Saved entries
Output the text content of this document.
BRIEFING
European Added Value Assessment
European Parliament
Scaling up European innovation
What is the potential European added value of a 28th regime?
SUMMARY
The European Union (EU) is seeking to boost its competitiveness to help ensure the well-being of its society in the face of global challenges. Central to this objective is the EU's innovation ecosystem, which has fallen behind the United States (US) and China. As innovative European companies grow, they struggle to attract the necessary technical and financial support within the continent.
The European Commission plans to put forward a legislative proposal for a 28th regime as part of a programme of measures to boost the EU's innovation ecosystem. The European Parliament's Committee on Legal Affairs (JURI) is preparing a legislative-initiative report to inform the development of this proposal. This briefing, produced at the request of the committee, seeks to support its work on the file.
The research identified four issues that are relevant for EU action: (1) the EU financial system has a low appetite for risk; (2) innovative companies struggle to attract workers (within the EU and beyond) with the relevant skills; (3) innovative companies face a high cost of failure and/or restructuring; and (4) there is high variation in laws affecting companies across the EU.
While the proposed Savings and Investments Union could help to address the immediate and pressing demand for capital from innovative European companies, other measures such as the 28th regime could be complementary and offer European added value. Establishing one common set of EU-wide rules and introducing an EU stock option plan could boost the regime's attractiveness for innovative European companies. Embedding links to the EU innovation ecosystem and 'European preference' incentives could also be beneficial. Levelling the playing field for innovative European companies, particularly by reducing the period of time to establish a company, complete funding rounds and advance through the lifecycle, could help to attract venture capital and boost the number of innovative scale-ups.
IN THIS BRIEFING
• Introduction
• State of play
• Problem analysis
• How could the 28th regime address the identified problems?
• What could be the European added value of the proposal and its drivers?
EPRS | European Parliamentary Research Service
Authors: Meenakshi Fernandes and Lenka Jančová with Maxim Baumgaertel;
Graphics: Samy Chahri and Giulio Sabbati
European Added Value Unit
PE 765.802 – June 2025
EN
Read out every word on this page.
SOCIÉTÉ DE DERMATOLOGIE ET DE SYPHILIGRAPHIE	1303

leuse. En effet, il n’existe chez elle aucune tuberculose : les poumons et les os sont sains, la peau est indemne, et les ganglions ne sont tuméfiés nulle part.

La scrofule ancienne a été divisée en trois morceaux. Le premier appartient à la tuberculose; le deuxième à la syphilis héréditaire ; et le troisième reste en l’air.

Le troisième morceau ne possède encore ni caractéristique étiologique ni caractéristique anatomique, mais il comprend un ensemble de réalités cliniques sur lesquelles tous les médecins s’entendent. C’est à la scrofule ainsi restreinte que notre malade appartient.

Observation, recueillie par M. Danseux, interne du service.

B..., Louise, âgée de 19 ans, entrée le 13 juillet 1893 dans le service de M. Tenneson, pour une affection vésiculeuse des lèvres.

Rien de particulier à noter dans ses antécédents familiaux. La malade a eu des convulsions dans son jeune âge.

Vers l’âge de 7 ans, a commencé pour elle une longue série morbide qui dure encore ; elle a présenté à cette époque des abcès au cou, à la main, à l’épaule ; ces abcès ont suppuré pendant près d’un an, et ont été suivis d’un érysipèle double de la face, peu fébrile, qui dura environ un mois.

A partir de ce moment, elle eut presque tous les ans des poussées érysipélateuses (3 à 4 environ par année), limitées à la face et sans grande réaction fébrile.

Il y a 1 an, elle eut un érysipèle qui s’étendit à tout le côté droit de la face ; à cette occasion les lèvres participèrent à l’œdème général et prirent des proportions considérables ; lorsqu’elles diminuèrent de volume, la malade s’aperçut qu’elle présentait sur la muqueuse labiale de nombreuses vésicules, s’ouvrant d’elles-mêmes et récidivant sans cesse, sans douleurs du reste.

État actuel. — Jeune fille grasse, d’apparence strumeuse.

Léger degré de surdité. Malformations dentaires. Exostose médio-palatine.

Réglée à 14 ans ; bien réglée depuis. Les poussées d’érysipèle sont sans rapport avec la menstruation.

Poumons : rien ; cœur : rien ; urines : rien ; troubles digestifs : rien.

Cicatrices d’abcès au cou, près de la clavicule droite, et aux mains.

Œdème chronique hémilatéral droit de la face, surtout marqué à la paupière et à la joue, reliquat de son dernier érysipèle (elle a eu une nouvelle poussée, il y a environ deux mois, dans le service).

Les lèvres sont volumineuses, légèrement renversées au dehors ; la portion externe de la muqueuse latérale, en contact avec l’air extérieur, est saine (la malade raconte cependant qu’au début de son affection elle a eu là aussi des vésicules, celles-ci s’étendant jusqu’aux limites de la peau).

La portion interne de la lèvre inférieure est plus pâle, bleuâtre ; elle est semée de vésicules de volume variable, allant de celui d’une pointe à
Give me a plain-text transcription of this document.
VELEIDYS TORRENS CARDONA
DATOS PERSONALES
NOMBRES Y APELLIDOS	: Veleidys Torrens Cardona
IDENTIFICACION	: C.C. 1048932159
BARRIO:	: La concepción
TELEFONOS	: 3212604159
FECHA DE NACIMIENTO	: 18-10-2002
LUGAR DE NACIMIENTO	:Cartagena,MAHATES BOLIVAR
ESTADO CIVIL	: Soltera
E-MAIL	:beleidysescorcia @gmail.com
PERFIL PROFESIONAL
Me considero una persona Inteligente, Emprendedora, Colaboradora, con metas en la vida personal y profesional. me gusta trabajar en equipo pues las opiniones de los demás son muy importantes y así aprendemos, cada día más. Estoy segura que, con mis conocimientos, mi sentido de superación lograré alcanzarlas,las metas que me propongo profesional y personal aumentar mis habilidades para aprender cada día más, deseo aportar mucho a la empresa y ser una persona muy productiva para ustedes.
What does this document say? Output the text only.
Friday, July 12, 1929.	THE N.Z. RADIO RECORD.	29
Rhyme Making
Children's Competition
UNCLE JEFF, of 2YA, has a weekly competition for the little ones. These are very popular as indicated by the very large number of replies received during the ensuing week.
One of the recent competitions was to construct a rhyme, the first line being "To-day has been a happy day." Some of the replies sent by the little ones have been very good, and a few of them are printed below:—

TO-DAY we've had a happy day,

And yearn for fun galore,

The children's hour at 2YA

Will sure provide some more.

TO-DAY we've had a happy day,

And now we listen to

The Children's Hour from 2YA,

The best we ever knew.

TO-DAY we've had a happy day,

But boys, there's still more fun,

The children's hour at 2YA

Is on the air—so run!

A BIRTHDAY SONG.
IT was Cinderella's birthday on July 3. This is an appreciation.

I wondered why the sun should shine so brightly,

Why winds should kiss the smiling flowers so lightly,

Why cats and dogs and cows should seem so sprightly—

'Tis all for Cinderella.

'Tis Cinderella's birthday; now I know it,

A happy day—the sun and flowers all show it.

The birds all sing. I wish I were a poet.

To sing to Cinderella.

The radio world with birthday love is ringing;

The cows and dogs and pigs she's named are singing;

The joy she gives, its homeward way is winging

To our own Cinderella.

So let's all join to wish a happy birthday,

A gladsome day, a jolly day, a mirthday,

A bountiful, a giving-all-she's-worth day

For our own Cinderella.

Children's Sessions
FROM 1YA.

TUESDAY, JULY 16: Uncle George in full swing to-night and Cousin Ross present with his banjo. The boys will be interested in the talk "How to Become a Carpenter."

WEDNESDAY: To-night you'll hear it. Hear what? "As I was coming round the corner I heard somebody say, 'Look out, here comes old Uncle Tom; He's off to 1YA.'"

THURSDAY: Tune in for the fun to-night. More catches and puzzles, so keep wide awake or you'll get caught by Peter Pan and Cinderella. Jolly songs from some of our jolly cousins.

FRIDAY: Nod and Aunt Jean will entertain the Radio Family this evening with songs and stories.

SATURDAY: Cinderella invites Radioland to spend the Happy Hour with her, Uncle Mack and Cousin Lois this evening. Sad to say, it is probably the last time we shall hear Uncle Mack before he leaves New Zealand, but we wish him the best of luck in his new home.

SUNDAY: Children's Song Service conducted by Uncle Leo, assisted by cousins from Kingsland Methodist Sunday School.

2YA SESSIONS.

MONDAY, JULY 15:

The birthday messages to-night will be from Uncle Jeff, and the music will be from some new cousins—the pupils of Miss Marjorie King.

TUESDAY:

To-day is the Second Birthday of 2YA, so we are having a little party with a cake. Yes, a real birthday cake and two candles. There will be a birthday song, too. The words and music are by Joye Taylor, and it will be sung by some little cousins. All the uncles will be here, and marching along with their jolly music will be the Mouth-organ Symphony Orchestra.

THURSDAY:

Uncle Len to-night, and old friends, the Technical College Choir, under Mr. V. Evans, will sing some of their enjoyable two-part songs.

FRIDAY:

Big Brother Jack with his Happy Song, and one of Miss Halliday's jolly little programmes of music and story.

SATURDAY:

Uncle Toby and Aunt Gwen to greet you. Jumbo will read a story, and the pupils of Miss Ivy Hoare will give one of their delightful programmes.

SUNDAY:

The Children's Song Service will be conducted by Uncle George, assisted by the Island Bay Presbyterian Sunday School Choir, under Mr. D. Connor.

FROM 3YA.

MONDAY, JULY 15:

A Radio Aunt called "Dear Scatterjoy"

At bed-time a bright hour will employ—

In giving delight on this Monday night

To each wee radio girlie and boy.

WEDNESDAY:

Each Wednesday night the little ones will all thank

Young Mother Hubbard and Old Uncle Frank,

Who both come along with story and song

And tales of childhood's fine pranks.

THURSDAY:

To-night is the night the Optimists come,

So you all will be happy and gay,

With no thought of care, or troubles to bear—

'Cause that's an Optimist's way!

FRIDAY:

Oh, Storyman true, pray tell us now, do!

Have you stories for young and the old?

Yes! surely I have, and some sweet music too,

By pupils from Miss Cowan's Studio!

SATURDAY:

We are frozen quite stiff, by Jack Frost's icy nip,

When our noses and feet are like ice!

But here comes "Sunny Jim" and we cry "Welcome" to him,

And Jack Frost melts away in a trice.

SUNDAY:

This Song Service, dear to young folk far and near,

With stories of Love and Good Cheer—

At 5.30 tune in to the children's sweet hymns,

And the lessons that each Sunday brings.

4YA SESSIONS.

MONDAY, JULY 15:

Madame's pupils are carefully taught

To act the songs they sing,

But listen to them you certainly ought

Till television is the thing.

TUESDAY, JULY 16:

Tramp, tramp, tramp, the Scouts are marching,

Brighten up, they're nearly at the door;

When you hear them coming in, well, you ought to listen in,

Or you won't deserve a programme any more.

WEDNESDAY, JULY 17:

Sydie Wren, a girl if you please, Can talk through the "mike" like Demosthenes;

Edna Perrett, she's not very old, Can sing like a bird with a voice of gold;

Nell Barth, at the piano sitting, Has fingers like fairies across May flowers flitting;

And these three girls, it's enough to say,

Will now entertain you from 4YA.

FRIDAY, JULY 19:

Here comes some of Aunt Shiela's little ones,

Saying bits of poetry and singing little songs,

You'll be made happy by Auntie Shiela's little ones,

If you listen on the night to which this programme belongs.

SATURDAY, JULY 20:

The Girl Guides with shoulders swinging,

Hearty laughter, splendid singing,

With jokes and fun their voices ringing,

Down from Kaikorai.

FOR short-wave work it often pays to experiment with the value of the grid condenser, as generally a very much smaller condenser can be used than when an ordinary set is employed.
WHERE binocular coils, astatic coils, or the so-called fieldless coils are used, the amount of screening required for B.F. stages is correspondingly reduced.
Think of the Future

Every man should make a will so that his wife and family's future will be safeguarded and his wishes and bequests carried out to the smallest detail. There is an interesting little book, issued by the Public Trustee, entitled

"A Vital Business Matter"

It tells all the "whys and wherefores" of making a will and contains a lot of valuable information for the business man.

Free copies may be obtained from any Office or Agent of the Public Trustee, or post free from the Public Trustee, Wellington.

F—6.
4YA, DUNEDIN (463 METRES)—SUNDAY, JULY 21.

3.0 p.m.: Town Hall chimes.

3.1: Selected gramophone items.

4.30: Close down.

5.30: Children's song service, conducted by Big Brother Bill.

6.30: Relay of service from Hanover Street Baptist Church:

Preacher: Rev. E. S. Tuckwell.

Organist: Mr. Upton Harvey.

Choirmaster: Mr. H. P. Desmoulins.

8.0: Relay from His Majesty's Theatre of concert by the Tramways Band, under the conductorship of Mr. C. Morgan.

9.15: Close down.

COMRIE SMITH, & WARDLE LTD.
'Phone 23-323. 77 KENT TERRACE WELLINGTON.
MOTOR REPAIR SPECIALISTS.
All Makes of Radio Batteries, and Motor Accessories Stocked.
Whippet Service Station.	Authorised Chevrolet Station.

| OBJECTIVE |
Give only the count of lines in the data that include the string "Relay".

| TASK RESPONSE |
2